# [Problem to solve]
Write out the lines from the line with "145, 460, 151)" to the line with "forward-button[interactable]: ▶ (111, 49, 116, 57)", replacing "interactable" with "clickable" and keeping everything else the same.

Extracted records
>>>>

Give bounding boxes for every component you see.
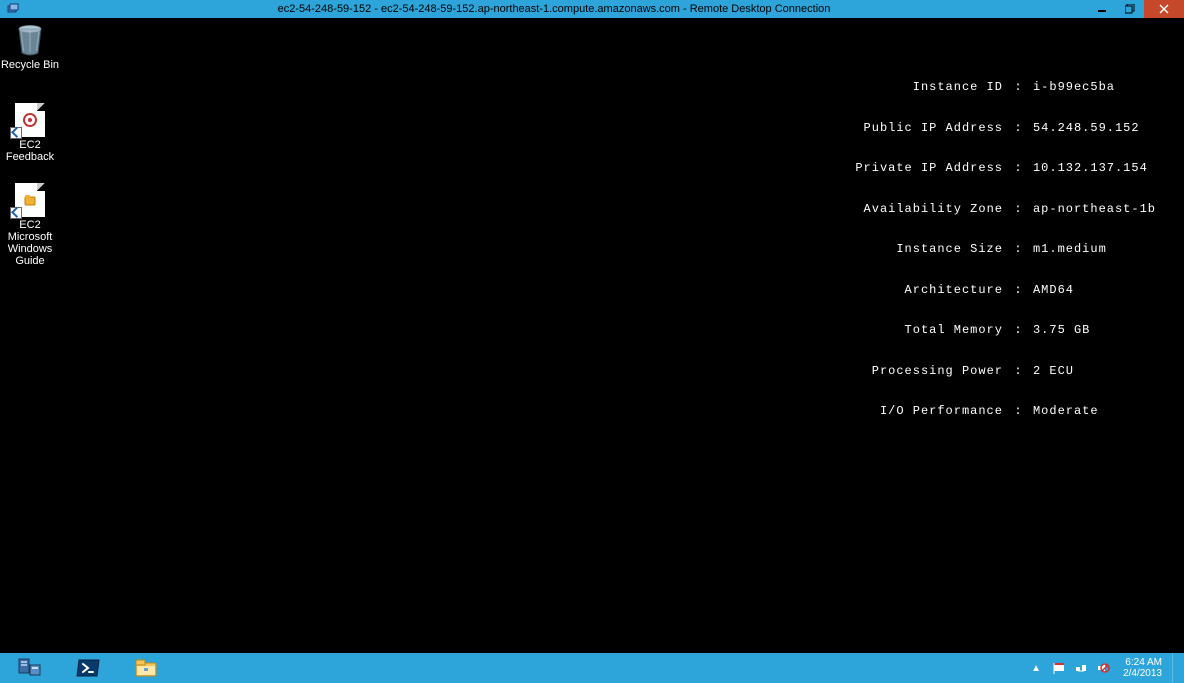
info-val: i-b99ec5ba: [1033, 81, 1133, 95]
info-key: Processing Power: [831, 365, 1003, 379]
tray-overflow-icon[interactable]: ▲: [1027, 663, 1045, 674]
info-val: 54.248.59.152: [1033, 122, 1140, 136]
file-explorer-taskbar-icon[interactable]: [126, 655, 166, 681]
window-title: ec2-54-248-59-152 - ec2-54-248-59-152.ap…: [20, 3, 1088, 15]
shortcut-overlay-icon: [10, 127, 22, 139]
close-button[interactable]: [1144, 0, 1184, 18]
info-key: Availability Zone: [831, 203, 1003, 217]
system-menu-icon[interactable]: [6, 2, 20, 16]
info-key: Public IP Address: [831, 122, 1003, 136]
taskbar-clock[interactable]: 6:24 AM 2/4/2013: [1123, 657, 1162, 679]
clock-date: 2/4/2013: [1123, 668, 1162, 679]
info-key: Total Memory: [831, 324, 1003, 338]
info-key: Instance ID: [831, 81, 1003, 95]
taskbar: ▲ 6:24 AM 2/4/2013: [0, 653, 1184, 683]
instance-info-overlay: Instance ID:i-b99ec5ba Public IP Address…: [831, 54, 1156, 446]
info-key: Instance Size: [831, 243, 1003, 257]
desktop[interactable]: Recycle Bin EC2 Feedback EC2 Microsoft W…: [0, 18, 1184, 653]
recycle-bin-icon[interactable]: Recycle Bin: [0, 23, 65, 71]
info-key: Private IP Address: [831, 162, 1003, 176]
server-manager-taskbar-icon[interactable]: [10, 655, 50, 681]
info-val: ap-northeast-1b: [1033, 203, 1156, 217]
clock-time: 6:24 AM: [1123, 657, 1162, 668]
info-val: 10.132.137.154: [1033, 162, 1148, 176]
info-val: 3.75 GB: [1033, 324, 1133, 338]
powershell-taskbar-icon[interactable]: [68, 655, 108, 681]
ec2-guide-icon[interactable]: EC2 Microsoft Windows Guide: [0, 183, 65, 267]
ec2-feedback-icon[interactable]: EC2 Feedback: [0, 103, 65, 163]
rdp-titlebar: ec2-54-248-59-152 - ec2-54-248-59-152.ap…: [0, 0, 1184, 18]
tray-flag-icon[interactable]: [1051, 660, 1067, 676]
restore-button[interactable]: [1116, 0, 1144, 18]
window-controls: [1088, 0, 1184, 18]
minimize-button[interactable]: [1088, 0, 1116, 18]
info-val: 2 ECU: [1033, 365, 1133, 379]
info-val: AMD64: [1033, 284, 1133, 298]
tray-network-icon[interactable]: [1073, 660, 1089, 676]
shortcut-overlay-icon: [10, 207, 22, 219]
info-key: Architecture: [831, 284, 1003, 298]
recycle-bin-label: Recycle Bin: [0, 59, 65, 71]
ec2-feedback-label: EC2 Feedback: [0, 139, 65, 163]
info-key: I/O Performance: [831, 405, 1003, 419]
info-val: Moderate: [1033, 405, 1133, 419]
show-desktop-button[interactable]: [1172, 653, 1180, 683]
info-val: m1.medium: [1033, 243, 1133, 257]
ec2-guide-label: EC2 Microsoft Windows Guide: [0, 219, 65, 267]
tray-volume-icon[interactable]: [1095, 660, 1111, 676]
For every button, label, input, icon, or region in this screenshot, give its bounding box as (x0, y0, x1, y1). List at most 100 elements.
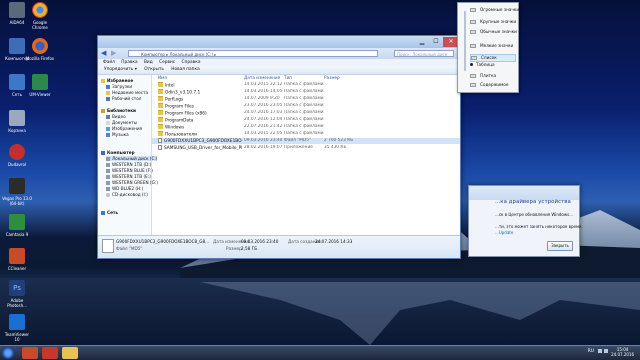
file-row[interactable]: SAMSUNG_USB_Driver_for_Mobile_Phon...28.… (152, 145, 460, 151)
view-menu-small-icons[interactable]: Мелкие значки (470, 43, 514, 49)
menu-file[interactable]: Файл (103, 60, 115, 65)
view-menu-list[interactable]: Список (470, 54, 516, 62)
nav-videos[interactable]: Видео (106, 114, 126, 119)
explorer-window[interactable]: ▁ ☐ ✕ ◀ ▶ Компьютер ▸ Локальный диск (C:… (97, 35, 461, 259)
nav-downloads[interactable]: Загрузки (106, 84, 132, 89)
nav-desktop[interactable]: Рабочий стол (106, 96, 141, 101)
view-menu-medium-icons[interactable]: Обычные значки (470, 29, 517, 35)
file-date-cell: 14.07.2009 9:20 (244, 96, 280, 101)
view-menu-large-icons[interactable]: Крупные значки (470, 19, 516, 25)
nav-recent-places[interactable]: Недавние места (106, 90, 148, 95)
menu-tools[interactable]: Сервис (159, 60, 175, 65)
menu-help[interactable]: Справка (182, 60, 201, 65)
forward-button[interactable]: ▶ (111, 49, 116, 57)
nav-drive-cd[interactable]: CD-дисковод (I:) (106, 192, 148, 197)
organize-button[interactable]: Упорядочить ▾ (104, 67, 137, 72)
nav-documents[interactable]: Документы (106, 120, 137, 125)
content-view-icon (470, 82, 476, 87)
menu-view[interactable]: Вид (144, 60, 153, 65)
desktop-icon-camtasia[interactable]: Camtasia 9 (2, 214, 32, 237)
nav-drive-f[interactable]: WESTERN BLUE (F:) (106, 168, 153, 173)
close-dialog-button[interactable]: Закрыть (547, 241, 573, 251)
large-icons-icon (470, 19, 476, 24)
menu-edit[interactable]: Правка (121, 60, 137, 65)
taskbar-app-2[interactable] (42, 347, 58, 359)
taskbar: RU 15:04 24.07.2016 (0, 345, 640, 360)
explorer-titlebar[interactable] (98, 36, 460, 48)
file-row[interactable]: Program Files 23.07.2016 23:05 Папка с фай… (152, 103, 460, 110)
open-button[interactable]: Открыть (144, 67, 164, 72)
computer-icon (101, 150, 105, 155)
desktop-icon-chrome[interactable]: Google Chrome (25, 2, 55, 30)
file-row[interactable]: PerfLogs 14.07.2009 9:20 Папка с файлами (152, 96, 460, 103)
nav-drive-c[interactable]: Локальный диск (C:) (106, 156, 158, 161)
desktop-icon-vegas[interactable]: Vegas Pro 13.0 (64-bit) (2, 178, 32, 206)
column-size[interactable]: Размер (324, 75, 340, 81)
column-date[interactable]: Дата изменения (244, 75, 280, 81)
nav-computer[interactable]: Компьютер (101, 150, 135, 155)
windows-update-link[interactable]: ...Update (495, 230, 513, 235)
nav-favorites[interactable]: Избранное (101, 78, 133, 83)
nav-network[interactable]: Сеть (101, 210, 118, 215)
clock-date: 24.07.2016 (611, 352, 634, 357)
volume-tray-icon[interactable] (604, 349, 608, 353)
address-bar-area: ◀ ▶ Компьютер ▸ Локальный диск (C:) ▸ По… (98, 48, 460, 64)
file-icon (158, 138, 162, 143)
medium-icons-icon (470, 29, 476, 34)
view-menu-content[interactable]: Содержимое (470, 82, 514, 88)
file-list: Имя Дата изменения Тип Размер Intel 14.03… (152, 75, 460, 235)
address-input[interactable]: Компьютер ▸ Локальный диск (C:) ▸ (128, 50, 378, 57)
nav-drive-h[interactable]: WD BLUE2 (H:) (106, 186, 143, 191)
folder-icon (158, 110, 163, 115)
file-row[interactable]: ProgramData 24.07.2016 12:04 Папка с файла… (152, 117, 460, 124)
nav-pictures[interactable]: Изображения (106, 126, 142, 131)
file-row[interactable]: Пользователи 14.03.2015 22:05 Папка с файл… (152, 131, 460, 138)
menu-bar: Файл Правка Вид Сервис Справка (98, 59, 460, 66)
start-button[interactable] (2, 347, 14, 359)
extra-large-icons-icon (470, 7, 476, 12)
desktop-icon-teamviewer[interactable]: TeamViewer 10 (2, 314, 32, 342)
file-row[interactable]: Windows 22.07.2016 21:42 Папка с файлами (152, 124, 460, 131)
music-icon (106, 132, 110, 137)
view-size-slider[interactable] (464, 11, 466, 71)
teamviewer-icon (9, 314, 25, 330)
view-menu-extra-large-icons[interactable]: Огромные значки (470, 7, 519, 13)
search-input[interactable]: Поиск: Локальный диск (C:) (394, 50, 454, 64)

<<<<

# [Expected answer]
file-row[clickable]: SAMSUNG_USB_Driver_for_Mobile_Phon...28.… (152, 145, 460, 151)
view-menu-small-icons[clickable]: Мелкие значки (470, 43, 514, 49)
menu-file[clickable]: Файл (103, 60, 115, 65)
view-menu-list[clickable]: Список (470, 54, 516, 62)
nav-videos[clickable]: Видео (106, 114, 126, 119)
explorer-window[clickable]: ▁ ☐ ✕ ◀ ▶ Компьютер ▸ Локальный диск (C:… (97, 35, 461, 259)
nav-downloads[clickable]: Загрузки (106, 84, 132, 89)
nav-desktop[clickable]: Рабочий стол (106, 96, 141, 101)
view-menu-medium-icons[clickable]: Обычные значки (470, 29, 517, 35)
file-date-cell: 14.07.2009 9:20 (244, 96, 280, 101)
view-menu-large-icons[clickable]: Крупные значки (470, 19, 516, 25)
nav-recent-places[clickable]: Недавние места (106, 90, 148, 95)
menu-tools[clickable]: Сервис (159, 60, 175, 65)
menu-help[clickable]: Справка (182, 60, 201, 65)
forward-button[clickable]: ▶ (111, 49, 116, 57)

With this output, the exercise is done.